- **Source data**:
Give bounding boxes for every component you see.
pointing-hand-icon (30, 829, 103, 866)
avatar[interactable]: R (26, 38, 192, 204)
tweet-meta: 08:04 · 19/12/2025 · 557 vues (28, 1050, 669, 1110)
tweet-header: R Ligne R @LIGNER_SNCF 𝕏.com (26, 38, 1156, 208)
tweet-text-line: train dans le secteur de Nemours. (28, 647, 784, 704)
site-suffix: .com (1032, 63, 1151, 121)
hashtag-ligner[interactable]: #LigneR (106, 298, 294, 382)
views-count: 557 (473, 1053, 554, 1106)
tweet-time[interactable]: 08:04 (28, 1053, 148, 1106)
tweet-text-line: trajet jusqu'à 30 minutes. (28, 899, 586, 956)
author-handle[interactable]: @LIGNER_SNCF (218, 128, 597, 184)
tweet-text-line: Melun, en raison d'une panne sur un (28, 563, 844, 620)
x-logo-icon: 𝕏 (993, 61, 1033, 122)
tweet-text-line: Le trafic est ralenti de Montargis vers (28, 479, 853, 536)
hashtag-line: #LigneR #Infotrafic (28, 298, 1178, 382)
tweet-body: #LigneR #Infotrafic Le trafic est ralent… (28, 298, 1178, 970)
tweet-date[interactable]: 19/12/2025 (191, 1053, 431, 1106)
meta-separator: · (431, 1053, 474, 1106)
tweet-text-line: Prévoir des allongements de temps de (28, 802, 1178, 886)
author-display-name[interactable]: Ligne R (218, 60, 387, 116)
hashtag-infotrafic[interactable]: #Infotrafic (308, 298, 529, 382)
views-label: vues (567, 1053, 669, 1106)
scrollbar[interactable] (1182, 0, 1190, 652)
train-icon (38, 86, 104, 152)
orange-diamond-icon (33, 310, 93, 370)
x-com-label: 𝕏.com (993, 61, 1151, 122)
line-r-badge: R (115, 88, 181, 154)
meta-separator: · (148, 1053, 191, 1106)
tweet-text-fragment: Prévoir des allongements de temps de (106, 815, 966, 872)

- **Exercise aim**: Reproduce every line of the source data above verbatim, with no alterations.

- **Answer in full**:
Give bounding boxes for every component you see.
pointing-hand-icon (30, 829, 103, 866)
avatar[interactable]: R (26, 38, 192, 204)
tweet-meta: 08:04 · 19/12/2025 · 557 vues (28, 1050, 669, 1110)
tweet-header: R Ligne R @LIGNER_SNCF 𝕏.com (26, 38, 1156, 208)
tweet-text-line: train dans le secteur de Nemours. (28, 647, 784, 704)
site-suffix: .com (1032, 63, 1151, 121)
hashtag-ligner[interactable]: #LigneR (106, 298, 294, 382)
views-count: 557 (473, 1053, 554, 1106)
tweet-time[interactable]: 08:04 (28, 1053, 148, 1106)
tweet-text-line: trajet jusqu'à 30 minutes. (28, 899, 586, 956)
author-handle[interactable]: @LIGNER_SNCF (218, 128, 597, 184)
tweet-text-line: Melun, en raison d'une panne sur un (28, 563, 844, 620)
x-logo-icon: 𝕏 (993, 61, 1033, 122)
tweet-text-line: Le trafic est ralenti de Montargis vers (28, 479, 853, 536)
hashtag-line: #LigneR #Infotrafic (28, 298, 1178, 382)
tweet-body: #LigneR #Infotrafic Le trafic est ralent… (28, 298, 1178, 970)
tweet-date[interactable]: 19/12/2025 (191, 1053, 431, 1106)
meta-separator: · (431, 1053, 474, 1106)
tweet-text-line: Prévoir des allongements de temps de (28, 802, 1178, 886)
author-display-name[interactable]: Ligne R (218, 60, 387, 116)
hashtag-infotrafic[interactable]: #Infotrafic (308, 298, 529, 382)
views-label: vues (567, 1053, 669, 1106)
scrollbar[interactable] (1182, 0, 1190, 652)
train-icon (38, 86, 104, 152)
orange-diamond-icon (33, 310, 93, 370)
x-com-label: 𝕏.com (993, 61, 1151, 122)
line-r-badge: R (115, 88, 181, 154)
meta-separator: · (148, 1053, 191, 1106)
tweet-text-fragment: Prévoir des allongements de temps de (106, 815, 966, 872)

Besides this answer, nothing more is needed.